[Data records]
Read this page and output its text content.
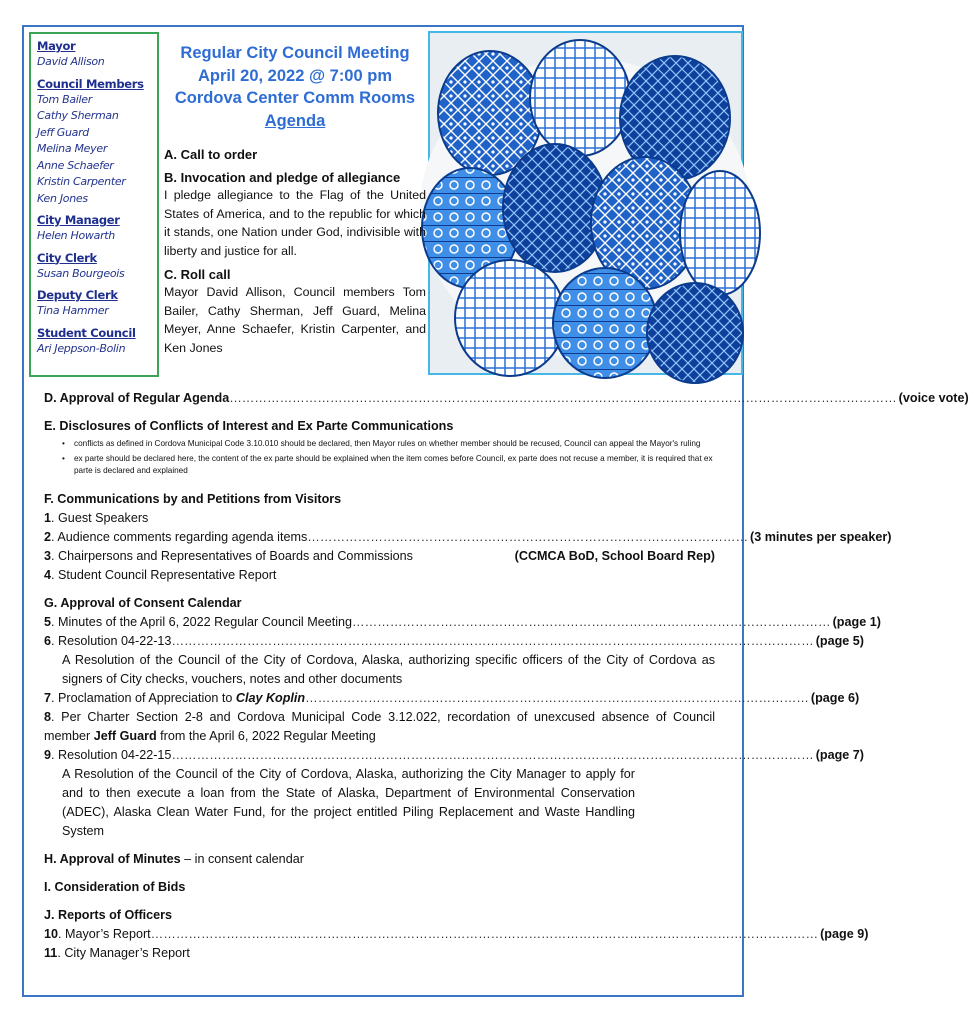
Mayor
David Allison
Council Members
Tom Bailer
Cathy Sherman
Jeff Guard
Melina Meyer
Anne Schaefer
Kristin Carpenter
Ken Jones
City Manager
Helen Howarth
City Clerk
Susan Bourgeois
Deputy Clerk
Tina Hammer
Student Council
Ari Jeppson-Bolin
Regular City Council Meeting
April 20, 2022 @ 7:00 pm
Cordova Center Comm Rooms
Agenda
A. Call to order
B. Invocation and pledge of allegiance
I pledge allegiance to the Flag of the United States of America, and to the republic for which it stands, one Nation under God, indivisible with liberty and justice for all.
C. Roll call
Mayor David Allison, Council members Tom Bailer, Cathy Sherman, Jeff Guard, Melina Meyer, Anne Schaefer, Kristin Carpenter, and Ken Jones
D. Approval of Regular Agenda …………………………………………………………………………………………………………………………………………… (voice vote)
E. Disclosures of Conflicts of Interest and Ex Parte Communications
• conflicts as defined in Cordova Municipal Code 3.10.010 should be declared, then Mayor rules on whether member should be recused, Council can appeal the Mayor's ruling
• ex parte should be declared here, the content of the ex parte should be explained when the item comes before Council, ex parte does not recuse a member, it is required that ex parte is declared and explained
F. Communications by and Petitions from Visitors
1. Guest Speakers
2. Audience comments regarding agenda items …………………………………………………………………………………………… (3 minutes per speaker)
3. Chairpersons and Representatives of Boards and Commissions	(CCMCA BoD, School Board Rep)
4. Student Council Representative Report
G. Approval of Consent Calendar
5. Minutes of the April 6, 2022 Regular Council Meeting …………………………………………………………………………………………………… (page 1)
6. Resolution 04-22-13 ……………………………………………………………………………………………………………………………………… (page 5)
A Resolution of the Council of the City of Cordova, Alaska, authorizing specific officers of the City of Cordova as signers of City checks, vouchers, notes and other documents
7. Proclamation of Appreciation to Clay Koplin ………………………………………………………………………………………………………… (page 6)
8. Per Charter Section 2-8 and Cordova Municipal Code 3.12.022, recordation of unexcused absence of Council member Jeff Guard from the April 6, 2022 Regular Meeting
9. Resolution 04-22-15 ……………………………………………………………………………………………………………………………………… (page 7)
A Resolution of the Council of the City of Cordova, Alaska, authorizing the City Manager to apply for and to then execute a loan from the State of Alaska, Department of Environmental Conservation (ADEC), Alaska Clean Water Fund, for the project entitled Piling Replacement and Waste Handling System
H. Approval of Minutes – in consent calendar
I. Consideration of Bids
J. Reports of Officers
10. Mayor’s Report …………………………………………………………………………………………………………………………………………… (page 9)
11. City Manager’s Report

_INSTRUCTION_
Your task is to return the entries above exactly, with no pictures.

_TASK RESPONSE_
Read this page and output its text content.
Mayor
David Allison
Council Members
Tom Bailer
Cathy Sherman
Jeff Guard
Melina Meyer
Anne Schaefer
Kristin Carpenter
Ken Jones
City Manager
Helen Howarth
City Clerk
Susan Bourgeois
Deputy Clerk
Tina Hammer
Student Council
Ari Jeppson-Bolin
Regular City Council Meeting
April 20, 2022 @ 7:00 pm
Cordova Center Comm Rooms
Agenda
A. Call to order
B. Invocation and pledge of allegiance
I pledge allegiance to the Flag of the United States of America, and to the republic for which it stands, one Nation under God, indivisible with liberty and justice for all.
C. Roll call
Mayor David Allison, Council members Tom Bailer, Cathy Sherman, Jeff Guard, Melina Meyer, Anne Schaefer, Kristin Carpenter, and Ken Jones
D. Approval of Regular Agenda …………………………………………………………………………………………………………………………………………… (voice vote)
E. Disclosures of Conflicts of Interest and Ex Parte Communications
• conflicts as defined in Cordova Municipal Code 3.10.010 should be declared, then Mayor rules on whether member should be recused, Council can appeal the Mayor's ruling
• ex parte should be declared here, the content of the ex parte should be explained when the item comes before Council, ex parte does not recuse a member, it is required that ex parte is declared and explained
F. Communications by and Petitions from Visitors
1. Guest Speakers
2. Audience comments regarding agenda items …………………………………………………………………………………………… (3 minutes per speaker)
3. Chairpersons and Representatives of Boards and Commissions	(CCMCA BoD, School Board Rep)
4. Student Council Representative Report
G. Approval of Consent Calendar
5. Minutes of the April 6, 2022 Regular Council Meeting …………………………………………………………………………………………………… (page 1)
6. Resolution 04-22-13 ……………………………………………………………………………………………………………………………………… (page 5)
A Resolution of the Council of the City of Cordova, Alaska, authorizing specific officers of the City of Cordova as signers of City checks, vouchers, notes and other documents
7. Proclamation of Appreciation to Clay Koplin ………………………………………………………………………………………………………… (page 6)
8. Per Charter Section 2-8 and Cordova Municipal Code 3.12.022, recordation of unexcused absence of Council member Jeff Guard from the April 6, 2022 Regular Meeting
9. Resolution 04-22-15 ……………………………………………………………………………………………………………………………………… (page 7)
A Resolution of the Council of the City of Cordova, Alaska, authorizing the City Manager to apply for and to then execute a loan from the State of Alaska, Department of Environmental Conservation (ADEC), Alaska Clean Water Fund, for the project entitled Piling Replacement and Waste Handling System
H. Approval of Minutes – in consent calendar
I. Consideration of Bids
J. Reports of Officers
10. Mayor’s Report …………………………………………………………………………………………………………………………………………… (page 9)
11. City Manager’s Report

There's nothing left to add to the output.